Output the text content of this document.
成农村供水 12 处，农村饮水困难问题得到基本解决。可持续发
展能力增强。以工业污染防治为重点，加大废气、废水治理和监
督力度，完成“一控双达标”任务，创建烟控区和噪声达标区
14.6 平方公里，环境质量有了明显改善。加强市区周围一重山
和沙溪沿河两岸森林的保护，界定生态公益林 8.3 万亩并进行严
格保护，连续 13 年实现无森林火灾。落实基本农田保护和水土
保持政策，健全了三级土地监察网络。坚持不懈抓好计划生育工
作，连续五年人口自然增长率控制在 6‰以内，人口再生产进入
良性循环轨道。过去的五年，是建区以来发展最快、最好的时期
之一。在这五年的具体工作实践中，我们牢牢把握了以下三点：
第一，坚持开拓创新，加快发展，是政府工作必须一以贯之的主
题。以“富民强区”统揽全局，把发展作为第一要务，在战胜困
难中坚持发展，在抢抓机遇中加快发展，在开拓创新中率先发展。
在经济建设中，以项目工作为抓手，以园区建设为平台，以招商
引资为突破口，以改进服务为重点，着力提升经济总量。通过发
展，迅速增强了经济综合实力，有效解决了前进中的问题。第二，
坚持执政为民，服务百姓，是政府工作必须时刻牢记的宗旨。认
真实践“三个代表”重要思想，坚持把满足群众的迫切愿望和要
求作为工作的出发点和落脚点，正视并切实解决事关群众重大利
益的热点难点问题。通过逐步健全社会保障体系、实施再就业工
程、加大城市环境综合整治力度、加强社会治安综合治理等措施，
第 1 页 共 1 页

--------------------------------

• [Exercise details]
Print out all the entries precisely as written.

• [Reply]
Output the text content of this document.
成农村供水 12 处，农村饮水困难问题得到基本解决。可持续发
展能力增强。以工业污染防治为重点，加大废气、废水治理和监
督力度，完成“一控双达标”任务，创建烟控区和噪声达标区
14.6 平方公里，环境质量有了明显改善。加强市区周围一重山
和沙溪沿河两岸森林的保护，界定生态公益林 8.3 万亩并进行严
格保护，连续 13 年实现无森林火灾。落实基本农田保护和水土
保持政策，健全了三级土地监察网络。坚持不懈抓好计划生育工
作，连续五年人口自然增长率控制在 6‰以内，人口再生产进入
良性循环轨道。过去的五年，是建区以来发展最快、最好的时期
之一。在这五年的具体工作实践中，我们牢牢把握了以下三点：
第一，坚持开拓创新，加快发展，是政府工作必须一以贯之的主
题。以“富民强区”统揽全局，把发展作为第一要务，在战胜困
难中坚持发展，在抢抓机遇中加快发展，在开拓创新中率先发展。
在经济建设中，以项目工作为抓手，以园区建设为平台，以招商
引资为突破口，以改进服务为重点，着力提升经济总量。通过发
展，迅速增强了经济综合实力，有效解决了前进中的问题。第二，
坚持执政为民，服务百姓，是政府工作必须时刻牢记的宗旨。认
真实践“三个代表”重要思想，坚持把满足群众的迫切愿望和要
求作为工作的出发点和落脚点，正视并切实解决事关群众重大利
益的热点难点问题。通过逐步健全社会保障体系、实施再就业工
程、加大城市环境综合整治力度、加强社会治安综合治理等措施，
第 1 页 共 1 页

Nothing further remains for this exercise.